Objective:
Copy out all of the material, matching it word for word.

Excerpt from a dataset
++++++++++++++++++++
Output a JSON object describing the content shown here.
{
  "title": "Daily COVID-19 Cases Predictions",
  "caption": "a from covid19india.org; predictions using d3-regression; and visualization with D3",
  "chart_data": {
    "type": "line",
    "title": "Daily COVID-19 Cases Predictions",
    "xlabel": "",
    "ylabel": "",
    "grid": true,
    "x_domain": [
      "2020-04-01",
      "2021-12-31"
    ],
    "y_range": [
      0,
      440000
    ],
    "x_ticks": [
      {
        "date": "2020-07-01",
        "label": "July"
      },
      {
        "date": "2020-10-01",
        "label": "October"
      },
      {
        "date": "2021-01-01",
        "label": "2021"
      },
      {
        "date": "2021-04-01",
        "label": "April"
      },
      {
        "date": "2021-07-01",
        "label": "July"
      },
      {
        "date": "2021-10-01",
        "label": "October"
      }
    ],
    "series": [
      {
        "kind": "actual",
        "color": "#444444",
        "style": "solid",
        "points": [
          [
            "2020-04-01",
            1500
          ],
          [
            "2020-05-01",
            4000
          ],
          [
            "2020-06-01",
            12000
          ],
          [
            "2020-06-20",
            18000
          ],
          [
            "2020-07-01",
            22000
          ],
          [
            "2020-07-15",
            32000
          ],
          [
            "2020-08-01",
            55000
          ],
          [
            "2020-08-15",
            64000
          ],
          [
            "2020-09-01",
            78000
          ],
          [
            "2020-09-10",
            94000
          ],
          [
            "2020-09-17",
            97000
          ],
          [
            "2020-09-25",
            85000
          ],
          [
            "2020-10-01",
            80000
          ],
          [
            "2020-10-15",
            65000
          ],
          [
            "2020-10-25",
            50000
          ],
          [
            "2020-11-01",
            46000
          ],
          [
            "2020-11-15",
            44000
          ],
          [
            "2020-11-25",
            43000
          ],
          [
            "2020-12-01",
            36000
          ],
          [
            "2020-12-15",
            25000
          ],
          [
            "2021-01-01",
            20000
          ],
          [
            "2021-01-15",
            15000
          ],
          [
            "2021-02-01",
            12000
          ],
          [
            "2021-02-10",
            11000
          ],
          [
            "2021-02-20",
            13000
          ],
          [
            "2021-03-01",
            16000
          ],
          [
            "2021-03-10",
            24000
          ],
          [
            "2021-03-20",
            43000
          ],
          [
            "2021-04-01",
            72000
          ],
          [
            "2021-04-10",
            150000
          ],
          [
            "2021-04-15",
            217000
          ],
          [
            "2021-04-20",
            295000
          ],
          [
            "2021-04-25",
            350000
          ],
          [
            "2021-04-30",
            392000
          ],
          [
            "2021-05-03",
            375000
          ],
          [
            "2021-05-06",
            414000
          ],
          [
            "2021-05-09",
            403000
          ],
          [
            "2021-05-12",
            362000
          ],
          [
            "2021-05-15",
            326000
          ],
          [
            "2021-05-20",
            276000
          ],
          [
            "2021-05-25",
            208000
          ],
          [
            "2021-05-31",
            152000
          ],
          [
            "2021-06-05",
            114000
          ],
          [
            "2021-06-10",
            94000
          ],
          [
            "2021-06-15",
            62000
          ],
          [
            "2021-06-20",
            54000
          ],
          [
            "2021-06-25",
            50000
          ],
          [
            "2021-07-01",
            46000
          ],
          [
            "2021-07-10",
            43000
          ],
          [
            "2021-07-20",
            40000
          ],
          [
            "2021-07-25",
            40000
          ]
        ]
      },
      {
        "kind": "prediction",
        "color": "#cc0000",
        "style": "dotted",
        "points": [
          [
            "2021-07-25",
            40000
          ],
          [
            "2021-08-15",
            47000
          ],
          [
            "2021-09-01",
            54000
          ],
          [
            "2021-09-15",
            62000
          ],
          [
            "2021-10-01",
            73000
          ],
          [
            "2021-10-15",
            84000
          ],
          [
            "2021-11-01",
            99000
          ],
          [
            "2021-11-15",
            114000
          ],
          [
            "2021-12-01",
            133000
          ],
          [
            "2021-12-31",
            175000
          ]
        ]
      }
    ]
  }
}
++++++++++++++++++++
Solution below:
Output a JSON object describing the content shown here.
{
  "title": "Daily COVID-19 Cases Predictions",
  "caption": "a from covid19india.org; predictions using d3-regression; and visualization with D3",
  "chart_data": {
    "type": "line",
    "title": "Daily COVID-19 Cases Predictions",
    "xlabel": "",
    "ylabel": "",
    "grid": true,
    "x_domain": [
      "2020-04-01",
      "2021-12-31"
    ],
    "y_range": [
      0,
      440000
    ],
    "x_ticks": [
      {
        "date": "2020-07-01",
        "label": "July"
      },
      {
        "date": "2020-10-01",
        "label": "October"
      },
      {
        "date": "2021-01-01",
        "label": "2021"
      },
      {
        "date": "2021-04-01",
        "label": "April"
      },
      {
        "date": "2021-07-01",
        "label": "July"
      },
      {
        "date": "2021-10-01",
        "label": "October"
      }
    ],
    "series": [
      {
        "kind": "actual",
        "color": "#444444",
        "style": "solid",
        "points": [
          [
            "2020-04-01",
            1500
          ],
          [
            "2020-05-01",
            4000
          ],
          [
            "2020-06-01",
            12000
          ],
          [
            "2020-06-20",
            18000
          ],
          [
            "2020-07-01",
            22000
          ],
          [
            "2020-07-15",
            32000
          ],
          [
            "2020-08-01",
            55000
          ],
          [
            "2020-08-15",
            64000
          ],
          [
            "2020-09-01",
            78000
          ],
          [
            "2020-09-10",
            94000
          ],
          [
            "2020-09-17",
            97000
          ],
          [
            "2020-09-25",
            85000
          ],
          [
            "2020-10-01",
            80000
          ],
          [
            "2020-10-15",
            65000
          ],
          [
            "2020-10-25",
            50000
          ],
          [
            "2020-11-01",
            46000
          ],
          [
            "2020-11-15",
            44000
          ],
          [
            "2020-11-25",
            43000
          ],
          [
            "2020-12-01",
            36000
          ],
          [
            "2020-12-15",
            25000
          ],
          [
            "2021-01-01",
            20000
          ],
          [
            "2021-01-15",
            15000
          ],
          [
            "2021-02-01",
            12000
          ],
          [
            "2021-02-10",
            11000
          ],
          [
            "2021-02-20",
            13000
          ],
          [
            "2021-03-01",
            16000
          ],
          [
            "2021-03-10",
            24000
          ],
          [
            "2021-03-20",
            43000
          ],
          [
            "2021-04-01",
            72000
          ],
          [
            "2021-04-10",
            150000
          ],
          [
            "2021-04-15",
            217000
          ],
          [
            "2021-04-20",
            295000
          ],
          [
            "2021-04-25",
            350000
          ],
          [
            "2021-04-30",
            392000
          ],
          [
            "2021-05-03",
            375000
          ],
          [
            "2021-05-06",
            414000
          ],
          [
            "2021-05-09",
            403000
          ],
          [
            "2021-05-12",
            362000
          ],
          [
            "2021-05-15",
            326000
          ],
          [
            "2021-05-20",
            276000
          ],
          [
            "2021-05-25",
            208000
          ],
          [
            "2021-05-31",
            152000
          ],
          [
            "2021-06-05",
            114000
          ],
          [
            "2021-06-10",
            94000
          ],
          [
            "2021-06-15",
            62000
          ],
          [
            "2021-06-20",
            54000
          ],
          [
            "2021-06-25",
            50000
          ],
          [
            "2021-07-01",
            46000
          ],
          [
            "2021-07-10",
            43000
          ],
          [
            "2021-07-20",
            40000
          ],
          [
            "2021-07-25",
            40000
          ]
        ]
      },
      {
        "kind": "prediction",
        "color": "#cc0000",
        "style": "dotted",
        "points": [
          [
            "2021-07-25",
            40000
          ],
          [
            "2021-08-15",
            47000
          ],
          [
            "2021-09-01",
            54000
          ],
          [
            "2021-09-15",
            62000
          ],
          [
            "2021-10-01",
            73000
          ],
          [
            "2021-10-15",
            84000
          ],
          [
            "2021-11-01",
            99000
          ],
          [
            "2021-11-15",
            114000
          ],
          [
            "2021-12-01",
            133000
          ],
          [
            "2021-12-31",
            175000
          ]
        ]
      }
    ]
  }
}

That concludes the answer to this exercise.